>>>
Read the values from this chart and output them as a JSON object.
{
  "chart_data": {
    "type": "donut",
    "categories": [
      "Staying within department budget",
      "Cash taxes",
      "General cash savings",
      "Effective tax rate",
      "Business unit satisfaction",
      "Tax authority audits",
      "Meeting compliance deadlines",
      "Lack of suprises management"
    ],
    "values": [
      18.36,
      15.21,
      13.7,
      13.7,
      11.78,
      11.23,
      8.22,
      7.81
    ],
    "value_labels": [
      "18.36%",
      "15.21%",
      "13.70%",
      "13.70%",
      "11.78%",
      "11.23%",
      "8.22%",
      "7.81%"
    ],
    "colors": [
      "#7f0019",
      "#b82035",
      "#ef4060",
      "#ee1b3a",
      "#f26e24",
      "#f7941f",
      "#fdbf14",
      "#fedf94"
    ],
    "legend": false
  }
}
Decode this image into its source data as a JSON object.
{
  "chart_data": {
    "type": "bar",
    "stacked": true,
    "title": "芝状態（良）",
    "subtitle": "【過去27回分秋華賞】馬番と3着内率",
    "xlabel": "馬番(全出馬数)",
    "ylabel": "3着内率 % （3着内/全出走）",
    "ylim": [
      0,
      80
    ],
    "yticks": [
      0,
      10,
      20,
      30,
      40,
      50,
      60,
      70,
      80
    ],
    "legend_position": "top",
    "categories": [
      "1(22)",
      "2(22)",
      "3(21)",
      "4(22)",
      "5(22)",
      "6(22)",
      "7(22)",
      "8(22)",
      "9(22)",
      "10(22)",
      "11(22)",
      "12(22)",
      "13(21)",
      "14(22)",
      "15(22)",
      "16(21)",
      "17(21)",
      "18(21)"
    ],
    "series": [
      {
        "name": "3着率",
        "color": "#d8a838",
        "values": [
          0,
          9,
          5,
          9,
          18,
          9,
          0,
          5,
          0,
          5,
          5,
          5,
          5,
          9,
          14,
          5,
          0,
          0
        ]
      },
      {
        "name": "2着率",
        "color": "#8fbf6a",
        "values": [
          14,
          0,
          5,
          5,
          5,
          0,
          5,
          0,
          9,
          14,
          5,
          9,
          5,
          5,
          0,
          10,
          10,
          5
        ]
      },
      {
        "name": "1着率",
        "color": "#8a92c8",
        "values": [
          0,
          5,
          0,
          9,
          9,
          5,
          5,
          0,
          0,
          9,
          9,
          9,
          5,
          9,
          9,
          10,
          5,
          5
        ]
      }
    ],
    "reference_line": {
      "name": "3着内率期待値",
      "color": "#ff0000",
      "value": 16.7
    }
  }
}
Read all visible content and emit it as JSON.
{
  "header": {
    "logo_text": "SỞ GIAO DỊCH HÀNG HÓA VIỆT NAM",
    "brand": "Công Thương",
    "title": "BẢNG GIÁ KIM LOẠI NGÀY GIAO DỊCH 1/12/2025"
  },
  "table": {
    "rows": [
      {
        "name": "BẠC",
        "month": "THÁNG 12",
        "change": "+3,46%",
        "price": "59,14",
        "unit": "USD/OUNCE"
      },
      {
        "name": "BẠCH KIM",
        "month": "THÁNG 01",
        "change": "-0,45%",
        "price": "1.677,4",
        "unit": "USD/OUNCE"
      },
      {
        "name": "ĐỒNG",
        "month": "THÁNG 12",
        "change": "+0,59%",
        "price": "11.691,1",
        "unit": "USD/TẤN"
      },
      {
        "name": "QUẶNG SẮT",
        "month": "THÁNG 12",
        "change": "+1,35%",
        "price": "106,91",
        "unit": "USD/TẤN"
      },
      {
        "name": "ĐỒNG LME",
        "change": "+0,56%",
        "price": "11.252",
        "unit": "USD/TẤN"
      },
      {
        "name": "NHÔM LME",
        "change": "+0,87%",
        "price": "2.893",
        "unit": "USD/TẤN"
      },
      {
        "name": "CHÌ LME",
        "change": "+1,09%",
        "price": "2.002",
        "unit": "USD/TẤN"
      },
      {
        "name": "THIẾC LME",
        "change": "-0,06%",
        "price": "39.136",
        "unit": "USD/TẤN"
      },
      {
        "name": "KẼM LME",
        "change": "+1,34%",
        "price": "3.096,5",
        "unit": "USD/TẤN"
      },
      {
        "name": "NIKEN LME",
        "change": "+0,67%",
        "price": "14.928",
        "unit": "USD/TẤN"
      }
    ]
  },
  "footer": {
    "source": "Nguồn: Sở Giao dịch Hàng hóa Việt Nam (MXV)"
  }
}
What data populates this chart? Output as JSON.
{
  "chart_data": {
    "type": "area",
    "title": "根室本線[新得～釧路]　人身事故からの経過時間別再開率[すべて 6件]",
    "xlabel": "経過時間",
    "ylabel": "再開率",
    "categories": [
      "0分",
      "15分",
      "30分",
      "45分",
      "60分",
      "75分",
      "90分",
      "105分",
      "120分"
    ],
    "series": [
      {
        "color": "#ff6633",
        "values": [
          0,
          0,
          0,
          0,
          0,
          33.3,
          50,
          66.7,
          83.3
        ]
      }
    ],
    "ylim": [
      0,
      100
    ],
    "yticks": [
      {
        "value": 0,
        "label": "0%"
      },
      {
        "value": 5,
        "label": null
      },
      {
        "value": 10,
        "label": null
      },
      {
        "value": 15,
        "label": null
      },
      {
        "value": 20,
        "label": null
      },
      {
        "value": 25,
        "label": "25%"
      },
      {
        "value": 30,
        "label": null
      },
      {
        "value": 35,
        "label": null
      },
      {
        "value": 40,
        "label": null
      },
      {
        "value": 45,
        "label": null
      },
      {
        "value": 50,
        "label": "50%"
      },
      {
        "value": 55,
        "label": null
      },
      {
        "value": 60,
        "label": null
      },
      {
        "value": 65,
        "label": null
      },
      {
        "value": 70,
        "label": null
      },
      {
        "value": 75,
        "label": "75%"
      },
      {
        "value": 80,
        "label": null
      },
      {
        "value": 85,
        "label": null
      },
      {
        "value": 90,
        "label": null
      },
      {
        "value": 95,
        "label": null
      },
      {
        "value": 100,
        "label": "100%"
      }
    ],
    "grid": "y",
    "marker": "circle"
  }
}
<<<
What this task involves:
Type the material above out again, exactly.

Output of the task:
Read the values from this chart and output them as a JSON object.
{
  "chart_data": {
    "type": "donut",
    "categories": [
      "Staying within department budget",
      "Cash taxes",
      "General cash savings",
      "Effective tax rate",
      "Business unit satisfaction",
      "Tax authority audits",
      "Meeting compliance deadlines",
      "Lack of suprises management"
    ],
    "values": [
      18.36,
      15.21,
      13.7,
      13.7,
      11.78,
      11.23,
      8.22,
      7.81
    ],
    "value_labels": [
      "18.36%",
      "15.21%",
      "13.70%",
      "13.70%",
      "11.78%",
      "11.23%",
      "8.22%",
      "7.81%"
    ],
    "colors": [
      "#7f0019",
      "#b82035",
      "#ef4060",
      "#ee1b3a",
      "#f26e24",
      "#f7941f",
      "#fdbf14",
      "#fedf94"
    ],
    "legend": false
  }
}
Decode this image into its source data as a JSON object.
{
  "chart_data": {
    "type": "bar",
    "stacked": true,
    "title": "芝状態（良）",
    "subtitle": "【過去27回分秋華賞】馬番と3着内率",
    "xlabel": "馬番(全出馬数)",
    "ylabel": "3着内率 % （3着内/全出走）",
    "ylim": [
      0,
      80
    ],
    "yticks": [
      0,
      10,
      20,
      30,
      40,
      50,
      60,
      70,
      80
    ],
    "legend_position": "top",
    "categories": [
      "1(22)",
      "2(22)",
      "3(21)",
      "4(22)",
      "5(22)",
      "6(22)",
      "7(22)",
      "8(22)",
      "9(22)",
      "10(22)",
      "11(22)",
      "12(22)",
      "13(21)",
      "14(22)",
      "15(22)",
      "16(21)",
      "17(21)",
      "18(21)"
    ],
    "series": [
      {
        "name": "3着率",
        "color": "#d8a838",
        "values": [
          0,
          9,
          5,
          9,
          18,
          9,
          0,
          5,
          0,
          5,
          5,
          5,
          5,
          9,
          14,
          5,
          0,
          0
        ]
      },
      {
        "name": "2着率",
        "color": "#8fbf6a",
        "values": [
          14,
          0,
          5,
          5,
          5,
          0,
          5,
          0,
          9,
          14,
          5,
          9,
          5,
          5,
          0,
          10,
          10,
          5
        ]
      },
      {
        "name": "1着率",
        "color": "#8a92c8",
        "values": [
          0,
          5,
          0,
          9,
          9,
          5,
          5,
          0,
          0,
          9,
          9,
          9,
          5,
          9,
          9,
          10,
          5,
          5
        ]
      }
    ],
    "reference_line": {
      "name": "3着内率期待値",
      "color": "#ff0000",
      "value": 16.7
    }
  }
}
Read all visible content and emit it as JSON.
{
  "header": {
    "logo_text": "SỞ GIAO DỊCH HÀNG HÓA VIỆT NAM",
    "brand": "Công Thương",
    "title": "BẢNG GIÁ KIM LOẠI NGÀY GIAO DỊCH 1/12/2025"
  },
  "table": {
    "rows": [
      {
        "name": "BẠC",
        "month": "THÁNG 12",
        "change": "+3,46%",
        "price": "59,14",
        "unit": "USD/OUNCE"
      },
      {
        "name": "BẠCH KIM",
        "month": "THÁNG 01",
        "change": "-0,45%",
        "price": "1.677,4",
        "unit": "USD/OUNCE"
      },
      {
        "name": "ĐỒNG",
        "month": "THÁNG 12",
        "change": "+0,59%",
        "price": "11.691,1",
        "unit": "USD/TẤN"
      },
      {
        "name": "QUẶNG SẮT",
        "month": "THÁNG 12",
        "change": "+1,35%",
        "price": "106,91",
        "unit": "USD/TẤN"
      },
      {
        "name": "ĐỒNG LME",
        "change": "+0,56%",
        "price": "11.252",
        "unit": "USD/TẤN"
      },
      {
        "name": "NHÔM LME",
        "change": "+0,87%",
        "price": "2.893",
        "unit": "USD/TẤN"
      },
      {
        "name": "CHÌ LME",
        "change": "+1,09%",
        "price": "2.002",
        "unit": "USD/TẤN"
      },
      {
        "name": "THIẾC LME",
        "change": "-0,06%",
        "price": "39.136",
        "unit": "USD/TẤN"
      },
      {
        "name": "KẼM LME",
        "change": "+1,34%",
        "price": "3.096,5",
        "unit": "USD/TẤN"
      },
      {
        "name": "NIKEN LME",
        "change": "+0,67%",
        "price": "14.928",
        "unit": "USD/TẤN"
      }
    ]
  },
  "footer": {
    "source": "Nguồn: Sở Giao dịch Hàng hóa Việt Nam (MXV)"
  }
}
What data populates this chart? Output as JSON.
{
  "chart_data": {
    "type": "area",
    "title": "根室本線[新得～釧路]　人身事故からの経過時間別再開率[すべて 6件]",
    "xlabel": "経過時間",
    "ylabel": "再開率",
    "categories": [
      "0分",
      "15分",
      "30分",
      "45分",
      "60分",
      "75分",
      "90分",
      "105分",
      "120分"
    ],
    "series": [
      {
        "color": "#ff6633",
        "values": [
          0,
          0,
          0,
          0,
          0,
          33.3,
          50,
          66.7,
          83.3
        ]
      }
    ],
    "ylim": [
      0,
      100
    ],
    "yticks": [
      {
        "value": 0,
        "label": "0%"
      },
      {
        "value": 5,
        "label": null
      },
      {
        "value": 10,
        "label": null
      },
      {
        "value": 15,
        "label": null
      },
      {
        "value": 20,
        "label": null
      },
      {
        "value": 25,
        "label": "25%"
      },
      {
        "value": 30,
        "label": null
      },
      {
        "value": 35,
        "label": null
      },
      {
        "value": 40,
        "label": null
      },
      {
        "value": 45,
        "label": null
      },
      {
        "value": 50,
        "label": "50%"
      },
      {
        "value": 55,
        "label": null
      },
      {
        "value": 60,
        "label": null
      },
      {
        "value": 65,
        "label": null
      },
      {
        "value": 70,
        "label": null
      },
      {
        "value": 75,
        "label": "75%"
      },
      {
        "value": 80,
        "label": null
      },
      {
        "value": 85,
        "label": null
      },
      {
        "value": 90,
        "label": null
      },
      {
        "value": 95,
        "label": null
      },
      {
        "value": 100,
        "label": "100%"
      }
    ],
    "grid": "y",
    "marker": "circle"
  }
}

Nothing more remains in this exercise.